══ Given data

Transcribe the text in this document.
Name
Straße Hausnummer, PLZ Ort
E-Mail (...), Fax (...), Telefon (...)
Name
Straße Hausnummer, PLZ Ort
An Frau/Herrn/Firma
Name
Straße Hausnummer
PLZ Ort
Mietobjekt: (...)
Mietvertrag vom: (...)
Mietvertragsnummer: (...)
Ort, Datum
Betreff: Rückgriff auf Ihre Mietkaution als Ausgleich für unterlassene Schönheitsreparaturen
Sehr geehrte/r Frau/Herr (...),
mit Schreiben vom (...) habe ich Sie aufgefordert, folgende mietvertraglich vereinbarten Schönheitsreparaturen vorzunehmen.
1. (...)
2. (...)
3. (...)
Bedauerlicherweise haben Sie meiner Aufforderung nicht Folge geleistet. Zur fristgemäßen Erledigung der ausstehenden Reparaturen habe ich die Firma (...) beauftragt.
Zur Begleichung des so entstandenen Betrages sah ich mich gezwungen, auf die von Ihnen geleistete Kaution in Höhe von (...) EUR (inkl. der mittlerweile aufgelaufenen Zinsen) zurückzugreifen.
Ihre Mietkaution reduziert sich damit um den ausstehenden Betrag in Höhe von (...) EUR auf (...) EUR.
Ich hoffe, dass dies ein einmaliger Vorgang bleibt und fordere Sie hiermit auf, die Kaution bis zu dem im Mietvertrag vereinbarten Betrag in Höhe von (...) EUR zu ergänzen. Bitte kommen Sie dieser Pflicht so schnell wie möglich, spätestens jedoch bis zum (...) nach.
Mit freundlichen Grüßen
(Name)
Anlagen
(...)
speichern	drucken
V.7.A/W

════

> **Short exercise**: Repeat the whole listing exactly, keeping every line intact.

> **Full output**:
Transcribe the text in this document.
Name
Straße Hausnummer, PLZ Ort
E-Mail (...), Fax (...), Telefon (...)
Name
Straße Hausnummer, PLZ Ort
An Frau/Herrn/Firma
Name
Straße Hausnummer
PLZ Ort
Mietobjekt: (...)
Mietvertrag vom: (...)
Mietvertragsnummer: (...)
Ort, Datum
Betreff: Rückgriff auf Ihre Mietkaution als Ausgleich für unterlassene Schönheitsreparaturen
Sehr geehrte/r Frau/Herr (...),
mit Schreiben vom (...) habe ich Sie aufgefordert, folgende mietvertraglich vereinbarten Schönheitsreparaturen vorzunehmen.
1. (...)
2. (...)
3. (...)
Bedauerlicherweise haben Sie meiner Aufforderung nicht Folge geleistet. Zur fristgemäßen Erledigung der ausstehenden Reparaturen habe ich die Firma (...) beauftragt.
Zur Begleichung des so entstandenen Betrages sah ich mich gezwungen, auf die von Ihnen geleistete Kaution in Höhe von (...) EUR (inkl. der mittlerweile aufgelaufenen Zinsen) zurückzugreifen.
Ihre Mietkaution reduziert sich damit um den ausstehenden Betrag in Höhe von (...) EUR auf (...) EUR.
Ich hoffe, dass dies ein einmaliger Vorgang bleibt und fordere Sie hiermit auf, die Kaution bis zu dem im Mietvertrag vereinbarten Betrag in Höhe von (...) EUR zu ergänzen. Bitte kommen Sie dieser Pflicht so schnell wie möglich, spätestens jedoch bis zum (...) nach.
Mit freundlichen Grüßen
(Name)
Anlagen
(...)
speichern	drucken
V.7.A/W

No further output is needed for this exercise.